Data extracted from a collection:
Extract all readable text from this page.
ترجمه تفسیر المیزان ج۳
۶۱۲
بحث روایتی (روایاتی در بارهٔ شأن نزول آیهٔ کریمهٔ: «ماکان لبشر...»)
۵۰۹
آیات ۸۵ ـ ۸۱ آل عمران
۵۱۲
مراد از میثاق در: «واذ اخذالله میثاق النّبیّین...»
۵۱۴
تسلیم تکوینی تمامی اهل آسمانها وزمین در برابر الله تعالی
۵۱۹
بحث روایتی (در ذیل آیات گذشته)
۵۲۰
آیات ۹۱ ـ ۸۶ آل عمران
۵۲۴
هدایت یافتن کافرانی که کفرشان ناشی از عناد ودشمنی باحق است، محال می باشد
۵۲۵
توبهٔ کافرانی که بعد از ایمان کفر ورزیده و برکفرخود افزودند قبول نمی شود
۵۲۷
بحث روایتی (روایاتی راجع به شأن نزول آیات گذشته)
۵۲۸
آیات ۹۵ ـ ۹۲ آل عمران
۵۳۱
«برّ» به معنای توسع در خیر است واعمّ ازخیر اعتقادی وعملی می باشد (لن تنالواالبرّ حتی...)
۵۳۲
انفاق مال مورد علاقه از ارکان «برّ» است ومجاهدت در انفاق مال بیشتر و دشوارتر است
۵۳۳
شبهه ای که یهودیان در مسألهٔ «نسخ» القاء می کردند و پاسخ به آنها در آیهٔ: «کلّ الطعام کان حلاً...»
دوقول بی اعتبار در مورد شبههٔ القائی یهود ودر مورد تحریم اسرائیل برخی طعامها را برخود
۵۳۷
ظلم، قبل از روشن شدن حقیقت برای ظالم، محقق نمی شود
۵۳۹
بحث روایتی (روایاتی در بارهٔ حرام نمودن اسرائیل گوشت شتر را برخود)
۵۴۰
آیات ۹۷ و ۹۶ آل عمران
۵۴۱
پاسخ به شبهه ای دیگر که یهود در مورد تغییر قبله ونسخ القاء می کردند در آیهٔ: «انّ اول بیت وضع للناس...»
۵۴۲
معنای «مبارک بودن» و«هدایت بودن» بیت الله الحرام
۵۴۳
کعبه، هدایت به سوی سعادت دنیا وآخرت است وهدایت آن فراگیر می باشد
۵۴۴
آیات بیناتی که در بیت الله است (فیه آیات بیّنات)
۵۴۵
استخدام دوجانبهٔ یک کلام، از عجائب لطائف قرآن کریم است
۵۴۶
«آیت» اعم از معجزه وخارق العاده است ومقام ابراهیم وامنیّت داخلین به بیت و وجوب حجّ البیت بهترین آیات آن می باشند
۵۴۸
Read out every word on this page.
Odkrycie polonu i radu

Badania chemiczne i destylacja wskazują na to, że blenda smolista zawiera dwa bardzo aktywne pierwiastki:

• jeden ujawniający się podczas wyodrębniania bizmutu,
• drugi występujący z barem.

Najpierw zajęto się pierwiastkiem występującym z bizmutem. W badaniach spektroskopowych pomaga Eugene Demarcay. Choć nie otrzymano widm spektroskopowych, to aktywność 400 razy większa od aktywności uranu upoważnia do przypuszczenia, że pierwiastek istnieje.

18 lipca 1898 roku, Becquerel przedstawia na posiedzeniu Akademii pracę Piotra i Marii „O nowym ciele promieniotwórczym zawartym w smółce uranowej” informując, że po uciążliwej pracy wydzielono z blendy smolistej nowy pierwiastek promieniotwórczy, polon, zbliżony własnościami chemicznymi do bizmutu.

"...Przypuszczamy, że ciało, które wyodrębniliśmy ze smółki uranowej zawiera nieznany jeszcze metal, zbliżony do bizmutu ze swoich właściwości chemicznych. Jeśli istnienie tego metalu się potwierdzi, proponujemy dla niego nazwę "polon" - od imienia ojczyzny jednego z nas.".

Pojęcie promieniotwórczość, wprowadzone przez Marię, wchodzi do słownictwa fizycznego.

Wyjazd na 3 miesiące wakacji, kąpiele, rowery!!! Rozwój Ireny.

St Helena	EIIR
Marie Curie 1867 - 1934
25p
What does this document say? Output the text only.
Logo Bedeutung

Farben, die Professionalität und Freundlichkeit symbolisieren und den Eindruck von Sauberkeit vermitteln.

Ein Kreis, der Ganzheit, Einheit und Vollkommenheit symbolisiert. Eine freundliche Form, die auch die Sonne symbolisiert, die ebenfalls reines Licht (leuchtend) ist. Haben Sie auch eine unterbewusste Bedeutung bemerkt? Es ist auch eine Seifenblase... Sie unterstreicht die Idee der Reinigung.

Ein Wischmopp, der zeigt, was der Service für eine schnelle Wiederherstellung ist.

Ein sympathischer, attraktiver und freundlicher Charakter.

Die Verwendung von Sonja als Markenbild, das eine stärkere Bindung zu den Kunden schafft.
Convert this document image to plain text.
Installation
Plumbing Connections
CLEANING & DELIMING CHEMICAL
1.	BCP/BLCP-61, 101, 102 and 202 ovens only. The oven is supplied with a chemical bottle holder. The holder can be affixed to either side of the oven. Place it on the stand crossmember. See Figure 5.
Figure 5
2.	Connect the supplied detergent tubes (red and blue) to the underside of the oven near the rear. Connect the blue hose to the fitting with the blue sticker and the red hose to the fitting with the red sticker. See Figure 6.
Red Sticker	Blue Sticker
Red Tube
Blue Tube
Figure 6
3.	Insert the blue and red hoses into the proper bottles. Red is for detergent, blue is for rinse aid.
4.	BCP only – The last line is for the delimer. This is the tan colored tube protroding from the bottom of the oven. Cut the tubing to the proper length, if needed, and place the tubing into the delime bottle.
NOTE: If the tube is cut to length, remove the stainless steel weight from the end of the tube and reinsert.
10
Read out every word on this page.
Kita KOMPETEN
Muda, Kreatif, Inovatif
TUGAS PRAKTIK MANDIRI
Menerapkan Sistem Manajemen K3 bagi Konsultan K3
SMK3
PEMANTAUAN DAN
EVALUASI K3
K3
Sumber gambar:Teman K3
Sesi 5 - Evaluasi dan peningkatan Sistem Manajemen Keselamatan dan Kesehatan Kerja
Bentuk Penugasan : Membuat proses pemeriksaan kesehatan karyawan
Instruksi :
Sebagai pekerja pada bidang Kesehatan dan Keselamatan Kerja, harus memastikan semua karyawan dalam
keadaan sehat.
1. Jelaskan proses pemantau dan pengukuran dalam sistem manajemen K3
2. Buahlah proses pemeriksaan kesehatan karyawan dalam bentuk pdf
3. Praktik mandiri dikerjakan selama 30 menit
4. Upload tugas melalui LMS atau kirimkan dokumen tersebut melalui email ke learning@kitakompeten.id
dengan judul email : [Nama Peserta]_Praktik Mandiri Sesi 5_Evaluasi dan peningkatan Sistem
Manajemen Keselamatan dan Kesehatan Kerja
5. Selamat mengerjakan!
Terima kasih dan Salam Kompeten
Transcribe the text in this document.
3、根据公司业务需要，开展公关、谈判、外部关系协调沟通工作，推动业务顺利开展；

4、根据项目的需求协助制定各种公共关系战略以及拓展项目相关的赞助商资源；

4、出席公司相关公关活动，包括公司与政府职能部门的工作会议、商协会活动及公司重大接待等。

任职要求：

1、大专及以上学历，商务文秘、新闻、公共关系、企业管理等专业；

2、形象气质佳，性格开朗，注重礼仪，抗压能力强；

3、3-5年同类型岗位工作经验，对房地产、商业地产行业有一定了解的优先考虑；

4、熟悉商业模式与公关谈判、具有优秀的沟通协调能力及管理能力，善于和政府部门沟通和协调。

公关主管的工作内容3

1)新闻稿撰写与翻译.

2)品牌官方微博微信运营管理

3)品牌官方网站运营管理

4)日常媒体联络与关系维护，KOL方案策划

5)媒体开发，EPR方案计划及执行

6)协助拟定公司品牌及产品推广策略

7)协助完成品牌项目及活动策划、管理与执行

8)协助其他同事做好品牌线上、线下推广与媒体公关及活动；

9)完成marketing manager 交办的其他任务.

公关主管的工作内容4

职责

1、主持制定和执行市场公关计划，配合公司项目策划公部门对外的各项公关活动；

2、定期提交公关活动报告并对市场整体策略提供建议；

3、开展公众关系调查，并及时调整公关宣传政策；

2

## Task directions:
Collect every line with the string "روایتی" from the records, and copy each.

## Complete output:
بحث روایتی (روایاتی در بارهٔ شأن نزول آیهٔ کریمهٔ: «ماکان لبشر...»)
بحث روایتی (در ذیل آیات گذشته)
بحث روایتی (روایاتی راجع به شأن نزول آیات گذشته)
بحث روایتی (روایاتی در بارهٔ حرام نمودن اسرائیل گوشت شتر را برخود)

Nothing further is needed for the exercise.